- [EXERCISE OBJECTIVE]: Copy every line of the records below, changing nothing.

Start of DATA PROVIDED

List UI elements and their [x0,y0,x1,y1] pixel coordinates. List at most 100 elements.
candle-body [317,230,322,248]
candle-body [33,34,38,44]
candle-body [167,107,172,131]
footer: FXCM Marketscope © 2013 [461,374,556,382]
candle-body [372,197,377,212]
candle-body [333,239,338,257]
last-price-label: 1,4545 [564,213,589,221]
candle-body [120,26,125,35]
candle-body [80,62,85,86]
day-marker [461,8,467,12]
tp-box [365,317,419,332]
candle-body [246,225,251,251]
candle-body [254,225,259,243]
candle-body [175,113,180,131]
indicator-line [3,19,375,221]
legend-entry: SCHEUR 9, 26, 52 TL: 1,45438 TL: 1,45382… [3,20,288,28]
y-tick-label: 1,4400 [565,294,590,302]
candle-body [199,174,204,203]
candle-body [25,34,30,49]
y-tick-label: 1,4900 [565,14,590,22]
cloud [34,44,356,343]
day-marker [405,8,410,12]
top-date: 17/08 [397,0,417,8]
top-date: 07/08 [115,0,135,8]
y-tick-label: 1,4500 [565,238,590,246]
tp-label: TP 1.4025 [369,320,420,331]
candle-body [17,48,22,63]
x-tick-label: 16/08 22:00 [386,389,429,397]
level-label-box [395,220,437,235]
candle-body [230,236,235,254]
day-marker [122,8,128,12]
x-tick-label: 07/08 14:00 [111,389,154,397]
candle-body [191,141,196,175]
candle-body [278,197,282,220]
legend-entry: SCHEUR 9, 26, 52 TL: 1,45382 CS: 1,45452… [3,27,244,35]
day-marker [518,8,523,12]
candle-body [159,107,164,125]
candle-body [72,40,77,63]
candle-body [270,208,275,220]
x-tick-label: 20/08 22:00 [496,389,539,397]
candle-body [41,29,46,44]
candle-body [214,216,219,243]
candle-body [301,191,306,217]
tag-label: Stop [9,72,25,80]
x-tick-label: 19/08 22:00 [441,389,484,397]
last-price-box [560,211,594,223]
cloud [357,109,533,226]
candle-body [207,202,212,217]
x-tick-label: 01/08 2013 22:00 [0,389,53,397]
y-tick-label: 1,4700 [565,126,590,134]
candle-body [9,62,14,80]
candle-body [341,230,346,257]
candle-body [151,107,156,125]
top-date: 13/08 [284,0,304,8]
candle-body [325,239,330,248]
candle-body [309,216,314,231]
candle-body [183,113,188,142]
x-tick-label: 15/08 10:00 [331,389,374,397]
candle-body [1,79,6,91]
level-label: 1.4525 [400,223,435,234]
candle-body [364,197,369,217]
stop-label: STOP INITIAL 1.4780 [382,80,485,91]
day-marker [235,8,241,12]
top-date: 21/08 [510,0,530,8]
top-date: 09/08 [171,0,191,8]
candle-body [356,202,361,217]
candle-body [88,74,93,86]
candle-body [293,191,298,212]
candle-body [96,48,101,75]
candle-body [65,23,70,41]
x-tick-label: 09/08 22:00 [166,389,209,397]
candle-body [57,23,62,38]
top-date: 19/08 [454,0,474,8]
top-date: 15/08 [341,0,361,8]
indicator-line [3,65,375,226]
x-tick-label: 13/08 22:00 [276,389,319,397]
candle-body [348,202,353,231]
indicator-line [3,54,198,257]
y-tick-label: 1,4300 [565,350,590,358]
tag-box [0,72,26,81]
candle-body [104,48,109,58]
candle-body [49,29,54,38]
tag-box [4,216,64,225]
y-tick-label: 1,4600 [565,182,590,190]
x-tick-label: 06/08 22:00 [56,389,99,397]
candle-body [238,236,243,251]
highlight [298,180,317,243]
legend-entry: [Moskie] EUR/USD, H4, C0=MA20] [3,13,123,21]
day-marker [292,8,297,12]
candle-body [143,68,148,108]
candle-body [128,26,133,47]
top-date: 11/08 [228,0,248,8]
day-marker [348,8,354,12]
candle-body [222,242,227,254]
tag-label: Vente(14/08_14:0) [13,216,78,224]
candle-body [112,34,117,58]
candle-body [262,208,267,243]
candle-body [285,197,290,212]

End of DATA PROVIDED

- [PROBLEM SOLUTION]:
List UI elements and their [x0,y0,x1,y1] pixel coordinates. List at most 100 elements.
candle-body [317,230,322,248]
candle-body [33,34,38,44]
candle-body [167,107,172,131]
footer: FXCM Marketscope © 2013 [461,374,556,382]
candle-body [372,197,377,212]
candle-body [333,239,338,257]
last-price-label: 1,4545 [564,213,589,221]
candle-body [120,26,125,35]
candle-body [80,62,85,86]
day-marker [461,8,467,12]
tp-box [365,317,419,332]
candle-body [246,225,251,251]
candle-body [254,225,259,243]
candle-body [175,113,180,131]
indicator-line [3,19,375,221]
legend-entry: SCHEUR 9, 26, 52 TL: 1,45438 TL: 1,45382… [3,20,288,28]
y-tick-label: 1,4400 [565,294,590,302]
candle-body [199,174,204,203]
candle-body [25,34,30,49]
y-tick-label: 1,4900 [565,14,590,22]
cloud [34,44,356,343]
day-marker [405,8,410,12]
top-date: 17/08 [397,0,417,8]
top-date: 07/08 [115,0,135,8]
y-tick-label: 1,4500 [565,238,590,246]
tp-label: TP 1.4025 [369,320,420,331]
candle-body [17,48,22,63]
x-tick-label: 16/08 22:00 [386,389,429,397]
level-label-box [395,220,437,235]
candle-body [230,236,235,254]
day-marker [122,8,128,12]
x-tick-label: 07/08 14:00 [111,389,154,397]
candle-body [191,141,196,175]
candle-body [278,197,282,220]
legend-entry: SCHEUR 9, 26, 52 TL: 1,45382 CS: 1,45452… [3,27,244,35]
day-marker [518,8,523,12]
candle-body [159,107,164,125]
candle-body [72,40,77,63]
candle-body [270,208,275,220]
x-tick-label: 20/08 22:00 [496,389,539,397]
candle-body [41,29,46,44]
candle-body [214,216,219,243]
candle-body [301,191,306,217]
tag-label: Stop [9,72,25,80]
x-tick-label: 19/08 22:00 [441,389,484,397]
last-price-box [560,211,594,223]
cloud [357,109,533,226]
candle-body [207,202,212,217]
x-tick-label: 01/08 2013 22:00 [0,389,53,397]
y-tick-label: 1,4700 [565,126,590,134]
candle-body [9,62,14,80]
candle-body [341,230,346,257]
candle-body [151,107,156,125]
top-date: 13/08 [284,0,304,8]
candle-body [325,239,330,248]
candle-body [309,216,314,231]
candle-body [183,113,188,142]
x-tick-label: 15/08 10:00 [331,389,374,397]
candle-body [1,79,6,91]
level-label: 1.4525 [400,223,435,234]
candle-body [364,197,369,217]
stop-label: STOP INITIAL 1.4780 [382,80,485,91]
day-marker [235,8,241,12]
top-date: 21/08 [510,0,530,8]
top-date: 09/08 [171,0,191,8]
candle-body [356,202,361,217]
candle-body [88,74,93,86]
candle-body [293,191,298,212]
candle-body [96,48,101,75]
candle-body [65,23,70,41]
x-tick-label: 09/08 22:00 [166,389,209,397]
candle-body [57,23,62,38]
top-date: 19/08 [454,0,474,8]
top-date: 15/08 [341,0,361,8]
indicator-line [3,65,375,226]
x-tick-label: 13/08 22:00 [276,389,319,397]
candle-body [348,202,353,231]
indicator-line [3,54,198,257]
y-tick-label: 1,4300 [565,350,590,358]
tag-box [0,72,26,81]
candle-body [104,48,109,58]
candle-body [49,29,54,38]
tag-box [4,216,64,225]
y-tick-label: 1,4600 [565,182,590,190]
x-tick-label: 06/08 22:00 [56,389,99,397]
candle-body [238,236,243,251]
highlight [298,180,317,243]
legend-entry: [Moskie] EUR/USD, H4, C0=MA20] [3,13,123,21]
day-marker [292,8,297,12]
candle-body [143,68,148,108]
candle-body [128,26,133,47]
top-date: 11/08 [228,0,248,8]
day-marker [348,8,354,12]
candle-body [222,242,227,254]
tag-label: Vente(14/08_14:0) [13,216,78,224]
candle-body [112,34,117,58]
candle-body [262,208,267,243]
candle-body [285,197,290,212]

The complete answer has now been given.